>> Begin Records for this task

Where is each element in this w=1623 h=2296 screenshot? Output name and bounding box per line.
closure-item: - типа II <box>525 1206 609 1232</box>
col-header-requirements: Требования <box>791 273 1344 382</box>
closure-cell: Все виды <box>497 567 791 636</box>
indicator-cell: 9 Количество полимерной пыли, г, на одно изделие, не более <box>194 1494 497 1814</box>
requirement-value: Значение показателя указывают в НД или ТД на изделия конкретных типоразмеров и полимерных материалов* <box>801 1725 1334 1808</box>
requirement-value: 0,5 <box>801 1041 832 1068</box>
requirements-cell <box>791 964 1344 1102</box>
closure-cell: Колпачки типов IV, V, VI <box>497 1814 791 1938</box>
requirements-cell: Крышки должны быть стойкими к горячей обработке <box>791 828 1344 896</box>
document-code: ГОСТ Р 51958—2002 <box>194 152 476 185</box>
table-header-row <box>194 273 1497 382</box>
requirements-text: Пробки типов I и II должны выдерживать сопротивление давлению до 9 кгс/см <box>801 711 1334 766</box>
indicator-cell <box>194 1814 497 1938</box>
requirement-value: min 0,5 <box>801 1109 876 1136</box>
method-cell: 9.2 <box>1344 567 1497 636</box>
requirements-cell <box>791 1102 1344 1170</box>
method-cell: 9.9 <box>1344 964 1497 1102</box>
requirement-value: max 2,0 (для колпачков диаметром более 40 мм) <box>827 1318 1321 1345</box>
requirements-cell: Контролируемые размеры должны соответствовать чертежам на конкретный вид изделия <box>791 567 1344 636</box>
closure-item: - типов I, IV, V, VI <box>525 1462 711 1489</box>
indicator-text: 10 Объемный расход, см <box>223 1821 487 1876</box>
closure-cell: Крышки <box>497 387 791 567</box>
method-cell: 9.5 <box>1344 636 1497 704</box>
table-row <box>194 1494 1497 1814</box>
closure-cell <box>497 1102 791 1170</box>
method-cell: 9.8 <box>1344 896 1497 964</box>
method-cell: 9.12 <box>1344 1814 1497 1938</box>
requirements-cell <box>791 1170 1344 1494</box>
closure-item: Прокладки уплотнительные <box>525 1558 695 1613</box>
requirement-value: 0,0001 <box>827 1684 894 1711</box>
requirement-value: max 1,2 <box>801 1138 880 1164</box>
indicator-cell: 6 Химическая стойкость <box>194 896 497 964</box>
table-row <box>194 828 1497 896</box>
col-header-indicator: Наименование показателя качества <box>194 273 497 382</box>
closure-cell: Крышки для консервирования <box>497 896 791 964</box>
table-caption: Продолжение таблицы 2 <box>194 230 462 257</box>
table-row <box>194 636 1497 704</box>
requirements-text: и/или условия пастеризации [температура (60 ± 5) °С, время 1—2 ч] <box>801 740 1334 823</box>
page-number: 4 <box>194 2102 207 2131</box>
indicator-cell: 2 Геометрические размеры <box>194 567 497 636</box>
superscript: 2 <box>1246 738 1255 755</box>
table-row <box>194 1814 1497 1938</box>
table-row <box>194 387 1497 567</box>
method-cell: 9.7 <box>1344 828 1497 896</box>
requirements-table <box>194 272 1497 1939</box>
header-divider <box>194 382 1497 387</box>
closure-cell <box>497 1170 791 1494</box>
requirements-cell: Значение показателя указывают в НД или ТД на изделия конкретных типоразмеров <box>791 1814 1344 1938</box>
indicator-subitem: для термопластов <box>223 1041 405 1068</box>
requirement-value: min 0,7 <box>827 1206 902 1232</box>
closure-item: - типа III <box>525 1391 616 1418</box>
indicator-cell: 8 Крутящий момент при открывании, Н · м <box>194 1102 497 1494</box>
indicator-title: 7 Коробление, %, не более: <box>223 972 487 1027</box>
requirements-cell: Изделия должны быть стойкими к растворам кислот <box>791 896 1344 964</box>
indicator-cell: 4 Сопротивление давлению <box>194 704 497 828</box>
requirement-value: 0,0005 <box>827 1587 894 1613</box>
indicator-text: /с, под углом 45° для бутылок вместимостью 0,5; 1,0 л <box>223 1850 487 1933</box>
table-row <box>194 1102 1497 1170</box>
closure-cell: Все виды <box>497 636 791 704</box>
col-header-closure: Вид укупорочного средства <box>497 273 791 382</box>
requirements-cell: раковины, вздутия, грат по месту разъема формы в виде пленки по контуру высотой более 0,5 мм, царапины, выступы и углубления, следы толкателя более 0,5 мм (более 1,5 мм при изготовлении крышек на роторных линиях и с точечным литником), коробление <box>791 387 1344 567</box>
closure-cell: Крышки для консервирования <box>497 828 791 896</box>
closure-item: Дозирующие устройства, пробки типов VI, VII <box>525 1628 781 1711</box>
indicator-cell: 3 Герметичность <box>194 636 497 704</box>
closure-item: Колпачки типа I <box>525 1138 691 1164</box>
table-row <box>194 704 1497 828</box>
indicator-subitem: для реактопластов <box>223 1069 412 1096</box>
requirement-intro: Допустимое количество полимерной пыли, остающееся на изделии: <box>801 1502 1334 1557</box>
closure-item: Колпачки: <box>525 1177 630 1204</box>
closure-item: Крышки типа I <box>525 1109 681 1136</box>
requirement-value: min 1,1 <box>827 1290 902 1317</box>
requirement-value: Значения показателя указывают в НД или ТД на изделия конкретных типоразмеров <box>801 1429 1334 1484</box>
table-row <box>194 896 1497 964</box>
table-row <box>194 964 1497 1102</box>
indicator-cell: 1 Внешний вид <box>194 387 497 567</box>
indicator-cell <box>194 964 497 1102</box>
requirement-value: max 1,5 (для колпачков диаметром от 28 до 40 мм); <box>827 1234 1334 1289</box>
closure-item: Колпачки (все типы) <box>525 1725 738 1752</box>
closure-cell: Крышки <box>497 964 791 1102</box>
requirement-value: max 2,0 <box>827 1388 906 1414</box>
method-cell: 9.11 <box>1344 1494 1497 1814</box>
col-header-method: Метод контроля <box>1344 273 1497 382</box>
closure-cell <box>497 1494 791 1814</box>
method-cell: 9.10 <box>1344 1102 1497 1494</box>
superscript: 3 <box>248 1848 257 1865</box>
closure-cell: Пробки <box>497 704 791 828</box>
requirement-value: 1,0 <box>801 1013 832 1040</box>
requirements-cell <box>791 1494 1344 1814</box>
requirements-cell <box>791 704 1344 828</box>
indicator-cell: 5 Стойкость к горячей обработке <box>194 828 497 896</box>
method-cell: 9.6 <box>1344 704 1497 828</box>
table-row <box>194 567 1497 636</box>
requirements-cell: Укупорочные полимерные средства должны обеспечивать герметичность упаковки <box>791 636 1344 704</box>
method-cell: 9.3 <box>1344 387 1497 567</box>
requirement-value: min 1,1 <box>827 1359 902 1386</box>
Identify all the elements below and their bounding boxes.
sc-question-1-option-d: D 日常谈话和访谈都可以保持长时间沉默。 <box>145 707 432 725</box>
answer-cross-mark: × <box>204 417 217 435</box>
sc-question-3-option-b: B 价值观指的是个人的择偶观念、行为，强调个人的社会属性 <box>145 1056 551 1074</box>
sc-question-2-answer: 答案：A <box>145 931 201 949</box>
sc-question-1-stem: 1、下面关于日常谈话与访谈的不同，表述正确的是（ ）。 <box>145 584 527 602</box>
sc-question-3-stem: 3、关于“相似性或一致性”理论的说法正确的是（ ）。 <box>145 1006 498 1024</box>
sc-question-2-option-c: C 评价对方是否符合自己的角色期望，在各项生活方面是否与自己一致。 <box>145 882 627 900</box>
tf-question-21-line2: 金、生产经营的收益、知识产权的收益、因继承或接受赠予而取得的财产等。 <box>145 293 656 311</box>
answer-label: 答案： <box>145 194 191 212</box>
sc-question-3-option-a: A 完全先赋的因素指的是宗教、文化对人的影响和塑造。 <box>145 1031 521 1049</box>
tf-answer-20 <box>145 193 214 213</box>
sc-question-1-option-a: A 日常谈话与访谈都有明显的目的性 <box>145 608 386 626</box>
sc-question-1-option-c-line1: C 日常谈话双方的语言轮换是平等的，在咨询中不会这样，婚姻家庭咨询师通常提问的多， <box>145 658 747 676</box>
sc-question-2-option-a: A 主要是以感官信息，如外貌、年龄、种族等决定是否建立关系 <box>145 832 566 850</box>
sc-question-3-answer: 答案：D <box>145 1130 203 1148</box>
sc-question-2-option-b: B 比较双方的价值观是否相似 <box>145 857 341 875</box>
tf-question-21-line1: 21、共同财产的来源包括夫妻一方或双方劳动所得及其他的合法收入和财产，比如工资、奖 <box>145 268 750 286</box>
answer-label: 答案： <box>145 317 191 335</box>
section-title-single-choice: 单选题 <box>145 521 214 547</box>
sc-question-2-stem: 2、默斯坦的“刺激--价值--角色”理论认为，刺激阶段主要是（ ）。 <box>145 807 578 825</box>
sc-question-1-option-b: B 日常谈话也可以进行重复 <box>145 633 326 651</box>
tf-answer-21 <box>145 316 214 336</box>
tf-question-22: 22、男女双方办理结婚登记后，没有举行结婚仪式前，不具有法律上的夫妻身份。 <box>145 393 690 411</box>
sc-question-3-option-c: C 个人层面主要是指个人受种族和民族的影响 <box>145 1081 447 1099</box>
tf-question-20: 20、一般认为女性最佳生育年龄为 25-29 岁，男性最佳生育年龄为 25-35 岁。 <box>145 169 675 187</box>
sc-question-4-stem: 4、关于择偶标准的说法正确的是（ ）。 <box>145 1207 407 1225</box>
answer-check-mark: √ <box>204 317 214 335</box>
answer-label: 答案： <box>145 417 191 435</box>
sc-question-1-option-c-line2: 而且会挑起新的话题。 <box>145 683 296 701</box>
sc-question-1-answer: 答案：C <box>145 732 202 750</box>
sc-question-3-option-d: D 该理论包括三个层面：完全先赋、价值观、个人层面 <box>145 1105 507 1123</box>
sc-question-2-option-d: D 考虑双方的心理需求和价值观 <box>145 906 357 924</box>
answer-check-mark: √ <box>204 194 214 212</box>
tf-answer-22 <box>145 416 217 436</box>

>> End Records for this task

Challenge >>
Reproduce the data from its first line through the line containing "requirements-cell <box>791 964", with "requirement-value" swapped for "spec-value" and everything else left as is.

Response for this exercise >>
Where is each element in this w=1623 h=2296 screenshot? Output name and bounding box per line.
closure-item: - типа II <box>525 1206 609 1232</box>
col-header-requirements: Требования <box>791 273 1344 382</box>
closure-cell: Все виды <box>497 567 791 636</box>
indicator-cell: 9 Количество полимерной пыли, г, на одно изделие, не более <box>194 1494 497 1814</box>
spec-value: Значение показателя указывают в НД или ТД на изделия конкретных типоразмеров и полимерных материалов* <box>801 1725 1334 1808</box>
spec-value: 0,5 <box>801 1041 832 1068</box>
requirements-cell <box>791 964 1344 1102</box>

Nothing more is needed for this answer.